- **Exercise task**
Output the records. Match them exactly.

===== Data shown =====

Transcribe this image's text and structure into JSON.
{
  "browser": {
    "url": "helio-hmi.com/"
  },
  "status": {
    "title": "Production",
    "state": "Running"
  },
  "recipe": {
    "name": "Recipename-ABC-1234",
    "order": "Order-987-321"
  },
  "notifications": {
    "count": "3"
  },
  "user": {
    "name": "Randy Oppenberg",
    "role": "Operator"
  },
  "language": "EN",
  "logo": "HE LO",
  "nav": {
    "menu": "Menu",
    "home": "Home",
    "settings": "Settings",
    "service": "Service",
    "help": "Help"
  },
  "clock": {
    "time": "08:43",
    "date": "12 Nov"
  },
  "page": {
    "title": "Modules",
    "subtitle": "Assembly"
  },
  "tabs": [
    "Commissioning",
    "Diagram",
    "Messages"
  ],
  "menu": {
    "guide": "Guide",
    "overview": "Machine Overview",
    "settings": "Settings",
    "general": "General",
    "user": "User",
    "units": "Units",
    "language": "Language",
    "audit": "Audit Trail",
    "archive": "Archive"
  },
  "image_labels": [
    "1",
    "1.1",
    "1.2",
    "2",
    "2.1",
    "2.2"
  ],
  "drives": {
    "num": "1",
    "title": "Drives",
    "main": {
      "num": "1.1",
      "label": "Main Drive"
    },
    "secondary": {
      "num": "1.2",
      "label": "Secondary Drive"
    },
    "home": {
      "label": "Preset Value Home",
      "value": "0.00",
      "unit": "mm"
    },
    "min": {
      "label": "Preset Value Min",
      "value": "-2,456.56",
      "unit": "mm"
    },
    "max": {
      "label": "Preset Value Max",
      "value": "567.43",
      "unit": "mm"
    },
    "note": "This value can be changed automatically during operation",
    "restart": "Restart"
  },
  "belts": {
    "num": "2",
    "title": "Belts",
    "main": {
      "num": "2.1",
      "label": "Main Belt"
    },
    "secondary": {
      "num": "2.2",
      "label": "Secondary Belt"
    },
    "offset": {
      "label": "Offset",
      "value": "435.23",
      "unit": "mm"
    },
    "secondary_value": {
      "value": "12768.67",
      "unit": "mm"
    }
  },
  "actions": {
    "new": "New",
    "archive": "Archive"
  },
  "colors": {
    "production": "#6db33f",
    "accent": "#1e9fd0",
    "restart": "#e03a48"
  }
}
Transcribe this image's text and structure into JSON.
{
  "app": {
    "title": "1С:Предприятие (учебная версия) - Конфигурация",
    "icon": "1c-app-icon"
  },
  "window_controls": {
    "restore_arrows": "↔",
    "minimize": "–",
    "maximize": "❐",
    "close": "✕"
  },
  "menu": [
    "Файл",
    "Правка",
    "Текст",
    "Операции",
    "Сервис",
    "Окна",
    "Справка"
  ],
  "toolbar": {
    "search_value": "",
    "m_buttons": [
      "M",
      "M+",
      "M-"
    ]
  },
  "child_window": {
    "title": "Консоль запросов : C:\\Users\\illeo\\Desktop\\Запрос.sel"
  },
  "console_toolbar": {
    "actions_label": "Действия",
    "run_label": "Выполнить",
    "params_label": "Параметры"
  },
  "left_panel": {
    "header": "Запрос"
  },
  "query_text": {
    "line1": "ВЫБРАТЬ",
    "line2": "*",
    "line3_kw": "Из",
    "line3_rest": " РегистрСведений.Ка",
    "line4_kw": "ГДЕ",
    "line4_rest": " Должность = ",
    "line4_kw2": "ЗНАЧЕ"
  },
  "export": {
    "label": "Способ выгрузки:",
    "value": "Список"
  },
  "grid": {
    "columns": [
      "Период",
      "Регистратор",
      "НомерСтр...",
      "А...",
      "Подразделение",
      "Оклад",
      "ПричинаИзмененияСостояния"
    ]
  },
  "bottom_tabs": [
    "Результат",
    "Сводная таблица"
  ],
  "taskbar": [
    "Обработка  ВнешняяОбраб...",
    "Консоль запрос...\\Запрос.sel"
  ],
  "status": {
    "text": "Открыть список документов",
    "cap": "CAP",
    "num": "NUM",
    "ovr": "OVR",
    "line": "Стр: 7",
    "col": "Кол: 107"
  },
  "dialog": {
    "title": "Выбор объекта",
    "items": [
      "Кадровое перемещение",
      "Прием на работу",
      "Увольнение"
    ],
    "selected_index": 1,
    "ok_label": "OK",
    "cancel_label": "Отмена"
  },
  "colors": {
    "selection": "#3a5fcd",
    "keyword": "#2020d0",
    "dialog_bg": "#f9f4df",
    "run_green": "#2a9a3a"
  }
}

=====

- **Solution to the problem**
Transcribe this image's text and structure into JSON.
{
  "browser": {
    "url": "helio-hmi.com/"
  },
  "status": {
    "title": "Production",
    "state": "Running"
  },
  "recipe": {
    "name": "Recipename-ABC-1234",
    "order": "Order-987-321"
  },
  "notifications": {
    "count": "3"
  },
  "user": {
    "name": "Randy Oppenberg",
    "role": "Operator"
  },
  "language": "EN",
  "logo": "HE LO",
  "nav": {
    "menu": "Menu",
    "home": "Home",
    "settings": "Settings",
    "service": "Service",
    "help": "Help"
  },
  "clock": {
    "time": "08:43",
    "date": "12 Nov"
  },
  "page": {
    "title": "Modules",
    "subtitle": "Assembly"
  },
  "tabs": [
    "Commissioning",
    "Diagram",
    "Messages"
  ],
  "menu": {
    "guide": "Guide",
    "overview": "Machine Overview",
    "settings": "Settings",
    "general": "General",
    "user": "User",
    "units": "Units",
    "language": "Language",
    "audit": "Audit Trail",
    "archive": "Archive"
  },
  "image_labels": [
    "1",
    "1.1",
    "1.2",
    "2",
    "2.1",
    "2.2"
  ],
  "drives": {
    "num": "1",
    "title": "Drives",
    "main": {
      "num": "1.1",
      "label": "Main Drive"
    },
    "secondary": {
      "num": "1.2",
      "label": "Secondary Drive"
    },
    "home": {
      "label": "Preset Value Home",
      "value": "0.00",
      "unit": "mm"
    },
    "min": {
      "label": "Preset Value Min",
      "value": "-2,456.56",
      "unit": "mm"
    },
    "max": {
      "label": "Preset Value Max",
      "value": "567.43",
      "unit": "mm"
    },
    "note": "This value can be changed automatically during operation",
    "restart": "Restart"
  },
  "belts": {
    "num": "2",
    "title": "Belts",
    "main": {
      "num": "2.1",
      "label": "Main Belt"
    },
    "secondary": {
      "num": "2.2",
      "label": "Secondary Belt"
    },
    "offset": {
      "label": "Offset",
      "value": "435.23",
      "unit": "mm"
    },
    "secondary_value": {
      "value": "12768.67",
      "unit": "mm"
    }
  },
  "actions": {
    "new": "New",
    "archive": "Archive"
  },
  "colors": {
    "production": "#6db33f",
    "accent": "#1e9fd0",
    "restart": "#e03a48"
  }
}
Transcribe this image's text and structure into JSON.
{
  "app": {
    "title": "1С:Предприятие (учебная версия) - Конфигурация",
    "icon": "1c-app-icon"
  },
  "window_controls": {
    "restore_arrows": "↔",
    "minimize": "–",
    "maximize": "❐",
    "close": "✕"
  },
  "menu": [
    "Файл",
    "Правка",
    "Текст",
    "Операции",
    "Сервис",
    "Окна",
    "Справка"
  ],
  "toolbar": {
    "search_value": "",
    "m_buttons": [
      "M",
      "M+",
      "M-"
    ]
  },
  "child_window": {
    "title": "Консоль запросов : C:\\Users\\illeo\\Desktop\\Запрос.sel"
  },
  "console_toolbar": {
    "actions_label": "Действия",
    "run_label": "Выполнить",
    "params_label": "Параметры"
  },
  "left_panel": {
    "header": "Запрос"
  },
  "query_text": {
    "line1": "ВЫБРАТЬ",
    "line2": "*",
    "line3_kw": "Из",
    "line3_rest": " РегистрСведений.Ка",
    "line4_kw": "ГДЕ",
    "line4_rest": " Должность = ",
    "line4_kw2": "ЗНАЧЕ"
  },
  "export": {
    "label": "Способ выгрузки:",
    "value": "Список"
  },
  "grid": {
    "columns": [
      "Период",
      "Регистратор",
      "НомерСтр...",
      "А...",
      "Подразделение",
      "Оклад",
      "ПричинаИзмененияСостояния"
    ]
  },
  "bottom_tabs": [
    "Результат",
    "Сводная таблица"
  ],
  "taskbar": [
    "Обработка  ВнешняяОбраб...",
    "Консоль запрос...\\Запрос.sel"
  ],
  "status": {
    "text": "Открыть список документов",
    "cap": "CAP",
    "num": "NUM",
    "ovr": "OVR",
    "line": "Стр: 7",
    "col": "Кол: 107"
  },
  "dialog": {
    "title": "Выбор объекта",
    "items": [
      "Кадровое перемещение",
      "Прием на работу",
      "Увольнение"
    ],
    "selected_index": 1,
    "ok_label": "OK",
    "cancel_label": "Отмена"
  },
  "colors": {
    "selection": "#3a5fcd",
    "keyword": "#2020d0",
    "dialog_bg": "#f9f4df",
    "run_green": "#2a9a3a"
  }
}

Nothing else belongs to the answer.